## Stated problem
Locate the lines of the listing below that hold "Transcribe", then copy each of them.
========================
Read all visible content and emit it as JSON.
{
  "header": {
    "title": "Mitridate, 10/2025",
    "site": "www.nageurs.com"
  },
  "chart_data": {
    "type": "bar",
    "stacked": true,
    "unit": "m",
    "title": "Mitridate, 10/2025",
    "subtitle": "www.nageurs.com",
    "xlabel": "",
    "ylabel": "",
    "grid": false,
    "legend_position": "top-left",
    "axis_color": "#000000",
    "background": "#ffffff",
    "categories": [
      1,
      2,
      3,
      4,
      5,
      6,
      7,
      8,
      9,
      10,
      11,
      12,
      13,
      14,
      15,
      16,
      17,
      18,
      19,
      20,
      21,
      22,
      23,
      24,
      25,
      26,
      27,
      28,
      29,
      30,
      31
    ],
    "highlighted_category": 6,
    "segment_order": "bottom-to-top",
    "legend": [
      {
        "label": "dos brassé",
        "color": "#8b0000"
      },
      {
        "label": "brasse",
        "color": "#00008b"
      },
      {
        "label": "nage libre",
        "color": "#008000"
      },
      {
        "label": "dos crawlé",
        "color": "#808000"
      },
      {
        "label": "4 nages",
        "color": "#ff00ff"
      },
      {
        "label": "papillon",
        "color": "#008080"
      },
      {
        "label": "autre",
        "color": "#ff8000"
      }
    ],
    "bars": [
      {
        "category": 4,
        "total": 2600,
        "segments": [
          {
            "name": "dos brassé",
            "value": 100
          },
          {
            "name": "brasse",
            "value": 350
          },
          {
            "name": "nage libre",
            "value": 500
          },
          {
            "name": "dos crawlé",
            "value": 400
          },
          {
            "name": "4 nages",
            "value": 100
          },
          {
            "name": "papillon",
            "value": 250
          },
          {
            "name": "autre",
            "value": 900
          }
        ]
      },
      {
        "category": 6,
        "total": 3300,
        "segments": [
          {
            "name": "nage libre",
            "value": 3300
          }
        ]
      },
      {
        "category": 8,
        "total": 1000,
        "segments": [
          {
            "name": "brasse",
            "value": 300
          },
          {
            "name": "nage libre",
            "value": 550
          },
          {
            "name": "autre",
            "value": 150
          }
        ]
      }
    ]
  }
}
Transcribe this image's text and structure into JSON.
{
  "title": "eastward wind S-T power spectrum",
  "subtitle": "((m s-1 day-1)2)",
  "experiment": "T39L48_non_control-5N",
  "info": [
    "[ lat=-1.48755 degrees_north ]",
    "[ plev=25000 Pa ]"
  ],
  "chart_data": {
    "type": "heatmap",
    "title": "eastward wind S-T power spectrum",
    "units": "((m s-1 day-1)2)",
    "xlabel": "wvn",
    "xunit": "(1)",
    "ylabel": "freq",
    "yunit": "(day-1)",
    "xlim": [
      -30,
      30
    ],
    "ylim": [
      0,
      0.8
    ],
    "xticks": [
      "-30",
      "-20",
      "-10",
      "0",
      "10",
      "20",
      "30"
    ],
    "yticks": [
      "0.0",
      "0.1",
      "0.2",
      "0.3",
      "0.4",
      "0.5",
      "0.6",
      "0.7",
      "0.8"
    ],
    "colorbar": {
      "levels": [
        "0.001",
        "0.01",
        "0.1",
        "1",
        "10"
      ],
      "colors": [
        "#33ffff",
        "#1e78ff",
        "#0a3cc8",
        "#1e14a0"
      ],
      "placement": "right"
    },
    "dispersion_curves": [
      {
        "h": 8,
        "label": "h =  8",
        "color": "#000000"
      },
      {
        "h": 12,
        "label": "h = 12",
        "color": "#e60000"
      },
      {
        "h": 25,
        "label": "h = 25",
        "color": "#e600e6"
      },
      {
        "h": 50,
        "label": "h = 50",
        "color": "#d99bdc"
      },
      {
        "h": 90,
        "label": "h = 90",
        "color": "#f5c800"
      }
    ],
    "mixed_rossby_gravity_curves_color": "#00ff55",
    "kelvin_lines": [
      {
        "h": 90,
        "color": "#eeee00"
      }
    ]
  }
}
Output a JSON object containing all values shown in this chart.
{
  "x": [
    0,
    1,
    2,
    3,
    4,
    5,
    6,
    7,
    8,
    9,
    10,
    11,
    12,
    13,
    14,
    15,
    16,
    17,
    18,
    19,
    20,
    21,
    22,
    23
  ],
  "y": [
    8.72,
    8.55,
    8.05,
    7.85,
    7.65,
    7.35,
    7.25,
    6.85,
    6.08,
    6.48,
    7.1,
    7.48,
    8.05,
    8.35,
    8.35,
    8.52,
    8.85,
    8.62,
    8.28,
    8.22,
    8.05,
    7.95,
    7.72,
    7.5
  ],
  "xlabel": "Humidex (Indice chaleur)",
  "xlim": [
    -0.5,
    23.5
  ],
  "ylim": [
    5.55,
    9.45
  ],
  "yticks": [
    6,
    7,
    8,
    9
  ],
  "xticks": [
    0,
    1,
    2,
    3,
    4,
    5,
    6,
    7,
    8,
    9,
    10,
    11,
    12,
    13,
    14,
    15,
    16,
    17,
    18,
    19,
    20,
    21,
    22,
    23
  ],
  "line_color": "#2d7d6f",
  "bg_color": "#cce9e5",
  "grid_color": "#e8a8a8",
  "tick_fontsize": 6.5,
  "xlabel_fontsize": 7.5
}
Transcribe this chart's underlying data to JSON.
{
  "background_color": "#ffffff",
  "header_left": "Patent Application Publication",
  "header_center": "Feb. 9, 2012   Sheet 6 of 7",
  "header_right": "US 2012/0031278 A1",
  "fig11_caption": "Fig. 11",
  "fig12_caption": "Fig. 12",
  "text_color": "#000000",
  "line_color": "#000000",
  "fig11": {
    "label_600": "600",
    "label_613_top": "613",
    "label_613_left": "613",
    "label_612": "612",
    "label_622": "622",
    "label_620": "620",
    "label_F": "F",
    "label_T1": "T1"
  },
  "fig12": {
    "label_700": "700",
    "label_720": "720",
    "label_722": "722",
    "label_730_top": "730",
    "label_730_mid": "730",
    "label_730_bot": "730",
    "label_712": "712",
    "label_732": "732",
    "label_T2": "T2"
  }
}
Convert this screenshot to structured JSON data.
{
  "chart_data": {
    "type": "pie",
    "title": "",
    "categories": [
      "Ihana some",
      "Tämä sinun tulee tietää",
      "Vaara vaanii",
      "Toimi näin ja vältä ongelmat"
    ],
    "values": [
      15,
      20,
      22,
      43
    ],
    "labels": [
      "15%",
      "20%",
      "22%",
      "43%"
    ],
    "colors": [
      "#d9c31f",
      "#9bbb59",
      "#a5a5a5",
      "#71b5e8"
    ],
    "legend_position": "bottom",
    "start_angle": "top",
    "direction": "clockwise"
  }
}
========================
## Expected answer
Transcribe this image's text and structure into JSON.
Transcribe this chart's underlying data to JSON.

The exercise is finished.